## Request
Output every entry exactly as given.

## Listing

==================================================

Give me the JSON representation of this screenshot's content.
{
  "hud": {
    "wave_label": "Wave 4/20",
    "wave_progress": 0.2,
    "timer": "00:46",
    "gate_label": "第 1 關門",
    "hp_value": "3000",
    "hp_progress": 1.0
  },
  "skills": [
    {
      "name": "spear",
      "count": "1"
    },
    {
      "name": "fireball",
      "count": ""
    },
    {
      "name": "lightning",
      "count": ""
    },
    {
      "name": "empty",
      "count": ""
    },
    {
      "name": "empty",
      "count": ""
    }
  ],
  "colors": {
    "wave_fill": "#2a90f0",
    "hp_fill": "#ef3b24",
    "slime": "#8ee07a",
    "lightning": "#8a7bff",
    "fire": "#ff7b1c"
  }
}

==================================================

## Exercise response
Give me the JSON representation of this screenshot's content.
{
  "hud": {
    "wave_label": "Wave 4/20",
    "wave_progress": 0.2,
    "timer": "00:46",
    "gate_label": "第 1 關門",
    "hp_value": "3000",
    "hp_progress": 1.0
  },
  "skills": [
    {
      "name": "spear",
      "count": "1"
    },
    {
      "name": "fireball",
      "count": ""
    },
    {
      "name": "lightning",
      "count": ""
    },
    {
      "name": "empty",
      "count": ""
    },
    {
      "name": "empty",
      "count": ""
    }
  ],
  "colors": {
    "wave_fill": "#2a90f0",
    "hp_fill": "#ef3b24",
    "slime": "#8ee07a",
    "lightning": "#8a7bff",
    "fire": "#ff7b1c"
  }
}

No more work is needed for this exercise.